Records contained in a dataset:
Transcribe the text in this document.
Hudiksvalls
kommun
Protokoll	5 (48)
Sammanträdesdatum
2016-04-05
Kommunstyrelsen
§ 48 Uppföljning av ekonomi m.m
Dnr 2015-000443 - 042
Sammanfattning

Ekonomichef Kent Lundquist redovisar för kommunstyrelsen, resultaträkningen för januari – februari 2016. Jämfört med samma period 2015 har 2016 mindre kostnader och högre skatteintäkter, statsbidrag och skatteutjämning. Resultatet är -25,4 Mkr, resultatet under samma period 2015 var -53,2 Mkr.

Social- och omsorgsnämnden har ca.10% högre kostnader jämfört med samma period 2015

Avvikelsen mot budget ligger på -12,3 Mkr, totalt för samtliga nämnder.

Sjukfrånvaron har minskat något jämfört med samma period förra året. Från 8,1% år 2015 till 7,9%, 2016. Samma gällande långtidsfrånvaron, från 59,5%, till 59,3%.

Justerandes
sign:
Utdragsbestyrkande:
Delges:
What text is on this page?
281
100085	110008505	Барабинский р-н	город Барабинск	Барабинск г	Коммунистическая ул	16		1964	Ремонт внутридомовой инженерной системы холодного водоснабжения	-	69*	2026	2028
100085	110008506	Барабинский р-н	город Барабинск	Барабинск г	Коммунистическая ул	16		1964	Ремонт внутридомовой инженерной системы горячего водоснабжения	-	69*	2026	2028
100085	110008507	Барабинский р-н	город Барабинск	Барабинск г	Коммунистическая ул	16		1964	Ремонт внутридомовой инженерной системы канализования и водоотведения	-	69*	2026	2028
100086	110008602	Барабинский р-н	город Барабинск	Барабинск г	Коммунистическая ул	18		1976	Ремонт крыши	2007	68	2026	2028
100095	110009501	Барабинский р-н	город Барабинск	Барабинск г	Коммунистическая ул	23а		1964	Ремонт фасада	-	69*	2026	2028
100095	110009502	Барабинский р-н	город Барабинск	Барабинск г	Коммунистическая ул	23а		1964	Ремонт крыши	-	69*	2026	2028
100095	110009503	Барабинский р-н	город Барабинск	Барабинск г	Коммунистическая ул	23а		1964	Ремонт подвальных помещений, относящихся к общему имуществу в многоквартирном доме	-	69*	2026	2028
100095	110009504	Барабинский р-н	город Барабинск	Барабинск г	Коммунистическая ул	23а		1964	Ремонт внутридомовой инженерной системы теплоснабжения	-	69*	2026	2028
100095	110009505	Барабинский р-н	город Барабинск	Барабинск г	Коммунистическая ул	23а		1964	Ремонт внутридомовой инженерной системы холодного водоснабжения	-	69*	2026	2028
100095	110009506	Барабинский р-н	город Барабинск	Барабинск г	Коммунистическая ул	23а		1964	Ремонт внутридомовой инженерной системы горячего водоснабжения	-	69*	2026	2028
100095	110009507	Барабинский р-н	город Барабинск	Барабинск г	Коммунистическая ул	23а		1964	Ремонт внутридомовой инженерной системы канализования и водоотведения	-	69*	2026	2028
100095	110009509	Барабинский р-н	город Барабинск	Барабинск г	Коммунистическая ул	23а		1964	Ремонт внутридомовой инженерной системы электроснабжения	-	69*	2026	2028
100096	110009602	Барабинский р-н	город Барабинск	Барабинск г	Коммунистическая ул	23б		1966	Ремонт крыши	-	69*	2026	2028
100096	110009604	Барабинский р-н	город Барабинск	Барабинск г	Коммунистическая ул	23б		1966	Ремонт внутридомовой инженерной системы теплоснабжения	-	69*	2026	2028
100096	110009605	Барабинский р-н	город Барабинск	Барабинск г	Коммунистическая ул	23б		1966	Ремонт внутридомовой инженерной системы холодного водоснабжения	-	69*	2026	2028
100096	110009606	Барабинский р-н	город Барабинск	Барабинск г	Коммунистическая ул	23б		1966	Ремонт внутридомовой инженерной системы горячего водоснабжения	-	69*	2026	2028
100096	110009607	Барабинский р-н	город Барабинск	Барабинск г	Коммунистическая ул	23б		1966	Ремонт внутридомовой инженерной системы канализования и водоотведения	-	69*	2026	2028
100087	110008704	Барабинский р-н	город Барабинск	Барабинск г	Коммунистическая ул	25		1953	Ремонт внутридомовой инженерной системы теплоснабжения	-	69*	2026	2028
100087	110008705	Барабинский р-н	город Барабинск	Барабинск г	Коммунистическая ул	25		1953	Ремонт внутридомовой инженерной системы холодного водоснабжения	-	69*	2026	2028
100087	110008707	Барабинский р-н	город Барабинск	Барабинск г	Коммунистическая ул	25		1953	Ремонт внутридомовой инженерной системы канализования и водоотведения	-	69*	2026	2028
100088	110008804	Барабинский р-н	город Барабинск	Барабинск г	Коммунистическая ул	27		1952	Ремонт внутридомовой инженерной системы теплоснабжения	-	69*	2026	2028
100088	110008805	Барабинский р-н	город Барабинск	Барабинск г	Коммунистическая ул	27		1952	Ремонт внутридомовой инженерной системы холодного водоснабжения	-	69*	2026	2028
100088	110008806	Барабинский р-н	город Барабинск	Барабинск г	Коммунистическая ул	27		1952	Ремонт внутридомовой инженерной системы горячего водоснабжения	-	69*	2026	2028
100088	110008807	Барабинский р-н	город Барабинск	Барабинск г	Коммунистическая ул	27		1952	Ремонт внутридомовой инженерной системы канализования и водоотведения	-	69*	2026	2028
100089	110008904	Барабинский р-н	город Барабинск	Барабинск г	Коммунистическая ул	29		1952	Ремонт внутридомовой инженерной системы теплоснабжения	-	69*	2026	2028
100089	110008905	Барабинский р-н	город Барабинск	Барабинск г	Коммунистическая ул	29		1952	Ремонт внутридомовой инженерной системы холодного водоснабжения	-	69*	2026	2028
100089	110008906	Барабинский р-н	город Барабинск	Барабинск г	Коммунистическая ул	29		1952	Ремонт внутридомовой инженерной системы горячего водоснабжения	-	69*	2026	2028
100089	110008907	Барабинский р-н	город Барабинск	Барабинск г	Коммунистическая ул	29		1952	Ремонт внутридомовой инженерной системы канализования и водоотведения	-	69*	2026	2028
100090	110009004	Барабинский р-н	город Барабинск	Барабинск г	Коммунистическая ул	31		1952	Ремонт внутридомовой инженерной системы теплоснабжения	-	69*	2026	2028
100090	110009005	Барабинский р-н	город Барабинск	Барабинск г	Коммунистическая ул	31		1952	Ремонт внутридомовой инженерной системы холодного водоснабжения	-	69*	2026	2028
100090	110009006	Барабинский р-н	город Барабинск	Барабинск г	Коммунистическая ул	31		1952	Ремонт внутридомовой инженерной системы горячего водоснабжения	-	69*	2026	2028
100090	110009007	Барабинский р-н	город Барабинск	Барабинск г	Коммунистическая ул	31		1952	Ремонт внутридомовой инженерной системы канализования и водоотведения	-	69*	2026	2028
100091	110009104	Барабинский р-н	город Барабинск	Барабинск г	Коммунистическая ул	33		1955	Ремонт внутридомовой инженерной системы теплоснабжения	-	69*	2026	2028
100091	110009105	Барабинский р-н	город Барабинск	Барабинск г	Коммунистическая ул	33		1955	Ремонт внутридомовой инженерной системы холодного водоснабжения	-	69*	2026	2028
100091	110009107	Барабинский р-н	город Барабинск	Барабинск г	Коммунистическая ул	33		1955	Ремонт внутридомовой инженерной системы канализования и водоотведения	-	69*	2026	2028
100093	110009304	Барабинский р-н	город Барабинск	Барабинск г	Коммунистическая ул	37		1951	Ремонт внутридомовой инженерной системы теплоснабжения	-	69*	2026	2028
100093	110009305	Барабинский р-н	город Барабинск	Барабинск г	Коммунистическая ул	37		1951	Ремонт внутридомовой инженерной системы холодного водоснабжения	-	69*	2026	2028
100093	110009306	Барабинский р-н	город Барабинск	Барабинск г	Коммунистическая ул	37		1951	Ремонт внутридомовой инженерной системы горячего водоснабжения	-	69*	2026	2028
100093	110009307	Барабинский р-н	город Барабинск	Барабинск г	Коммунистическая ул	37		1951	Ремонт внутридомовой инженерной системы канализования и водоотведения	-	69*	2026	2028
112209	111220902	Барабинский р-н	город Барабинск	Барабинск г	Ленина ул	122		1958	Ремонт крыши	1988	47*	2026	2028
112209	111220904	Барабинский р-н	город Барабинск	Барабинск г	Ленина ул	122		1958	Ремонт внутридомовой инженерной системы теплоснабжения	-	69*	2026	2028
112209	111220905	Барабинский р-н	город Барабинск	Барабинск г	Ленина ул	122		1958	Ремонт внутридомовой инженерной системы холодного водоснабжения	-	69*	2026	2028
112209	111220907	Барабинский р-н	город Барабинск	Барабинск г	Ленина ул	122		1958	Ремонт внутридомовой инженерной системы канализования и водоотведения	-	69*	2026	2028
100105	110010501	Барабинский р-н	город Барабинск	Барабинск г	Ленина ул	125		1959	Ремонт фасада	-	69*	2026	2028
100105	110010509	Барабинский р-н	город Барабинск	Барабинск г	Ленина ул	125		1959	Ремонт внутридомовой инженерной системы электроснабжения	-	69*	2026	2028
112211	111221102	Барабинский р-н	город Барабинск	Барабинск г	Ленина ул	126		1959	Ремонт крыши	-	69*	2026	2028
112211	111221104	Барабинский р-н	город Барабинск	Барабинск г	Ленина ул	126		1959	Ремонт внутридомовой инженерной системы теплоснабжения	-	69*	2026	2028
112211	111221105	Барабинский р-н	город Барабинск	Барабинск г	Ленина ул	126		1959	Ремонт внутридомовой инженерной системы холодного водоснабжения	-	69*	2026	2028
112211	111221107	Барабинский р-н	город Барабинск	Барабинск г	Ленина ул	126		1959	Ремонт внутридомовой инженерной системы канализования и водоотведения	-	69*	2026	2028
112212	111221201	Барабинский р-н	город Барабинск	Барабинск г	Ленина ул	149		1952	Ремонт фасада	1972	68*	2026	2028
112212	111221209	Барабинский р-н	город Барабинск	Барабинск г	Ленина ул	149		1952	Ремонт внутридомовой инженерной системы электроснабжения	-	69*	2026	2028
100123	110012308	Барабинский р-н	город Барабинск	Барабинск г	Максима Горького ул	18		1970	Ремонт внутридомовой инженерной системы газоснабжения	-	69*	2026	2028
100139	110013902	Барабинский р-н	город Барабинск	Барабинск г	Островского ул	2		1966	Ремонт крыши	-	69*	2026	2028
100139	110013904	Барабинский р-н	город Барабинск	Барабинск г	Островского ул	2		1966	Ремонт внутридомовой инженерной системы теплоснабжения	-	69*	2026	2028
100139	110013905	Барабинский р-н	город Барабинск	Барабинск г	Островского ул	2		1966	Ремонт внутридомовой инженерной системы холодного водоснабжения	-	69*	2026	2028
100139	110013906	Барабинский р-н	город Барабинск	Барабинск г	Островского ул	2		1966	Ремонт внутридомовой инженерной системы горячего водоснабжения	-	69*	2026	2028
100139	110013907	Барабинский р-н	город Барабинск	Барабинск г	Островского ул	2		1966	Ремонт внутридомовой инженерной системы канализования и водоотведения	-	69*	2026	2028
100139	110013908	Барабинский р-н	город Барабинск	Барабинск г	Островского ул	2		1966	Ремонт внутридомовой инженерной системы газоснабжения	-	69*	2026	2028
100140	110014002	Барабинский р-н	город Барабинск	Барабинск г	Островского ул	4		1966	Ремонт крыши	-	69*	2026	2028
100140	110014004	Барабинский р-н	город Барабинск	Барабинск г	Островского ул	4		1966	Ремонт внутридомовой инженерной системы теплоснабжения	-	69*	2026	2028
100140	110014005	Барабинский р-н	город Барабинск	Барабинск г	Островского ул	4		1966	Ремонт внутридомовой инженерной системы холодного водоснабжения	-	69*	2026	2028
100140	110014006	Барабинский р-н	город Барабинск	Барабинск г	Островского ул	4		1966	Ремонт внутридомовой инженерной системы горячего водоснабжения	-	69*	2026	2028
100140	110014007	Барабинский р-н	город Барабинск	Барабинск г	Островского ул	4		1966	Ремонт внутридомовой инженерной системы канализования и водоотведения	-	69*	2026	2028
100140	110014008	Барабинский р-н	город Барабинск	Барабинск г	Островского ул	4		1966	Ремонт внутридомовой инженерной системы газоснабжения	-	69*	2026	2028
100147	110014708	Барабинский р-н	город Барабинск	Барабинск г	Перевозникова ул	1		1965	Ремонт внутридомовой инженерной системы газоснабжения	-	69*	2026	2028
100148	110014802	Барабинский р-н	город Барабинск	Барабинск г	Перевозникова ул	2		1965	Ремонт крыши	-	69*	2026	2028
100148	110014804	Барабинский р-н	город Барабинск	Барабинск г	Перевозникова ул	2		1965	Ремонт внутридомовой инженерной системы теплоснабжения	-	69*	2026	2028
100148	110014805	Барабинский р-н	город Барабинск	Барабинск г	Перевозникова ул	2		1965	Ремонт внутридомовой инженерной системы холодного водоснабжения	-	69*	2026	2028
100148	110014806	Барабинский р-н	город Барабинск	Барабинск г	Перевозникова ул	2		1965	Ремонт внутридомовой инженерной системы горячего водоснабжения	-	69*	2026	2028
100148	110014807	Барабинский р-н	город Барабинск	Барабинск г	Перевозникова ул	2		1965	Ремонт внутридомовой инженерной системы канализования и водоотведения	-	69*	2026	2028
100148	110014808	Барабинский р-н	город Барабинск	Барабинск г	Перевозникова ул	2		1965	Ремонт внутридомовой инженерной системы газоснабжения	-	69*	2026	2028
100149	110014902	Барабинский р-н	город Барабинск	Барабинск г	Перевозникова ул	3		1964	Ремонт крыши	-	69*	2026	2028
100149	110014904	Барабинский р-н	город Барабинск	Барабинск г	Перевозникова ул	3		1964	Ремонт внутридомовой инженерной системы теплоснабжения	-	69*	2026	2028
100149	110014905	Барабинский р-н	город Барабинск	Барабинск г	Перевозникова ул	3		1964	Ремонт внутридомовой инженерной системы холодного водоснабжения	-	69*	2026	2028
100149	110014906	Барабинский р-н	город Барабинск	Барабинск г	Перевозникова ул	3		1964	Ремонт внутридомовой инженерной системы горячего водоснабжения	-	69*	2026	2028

Work to complete =
Consider the entries above and return each line with the string "фасада".

Result for this task =
100095	110009501	Барабинский р-н	город Барабинск	Барабинск г	Коммунистическая ул	23а		1964	Ремонт фасада	-	69*	2026	2028
100105	110010501	Барабинский р-н	город Барабинск	Барабинск г	Ленина ул	125		1959	Ремонт фасада	-	69*	2026	2028
112212	111221201	Барабинский р-н	город Барабинск	Барабинск г	Ленина ул	149		1952	Ремонт фасада	1972	68*	2026	2028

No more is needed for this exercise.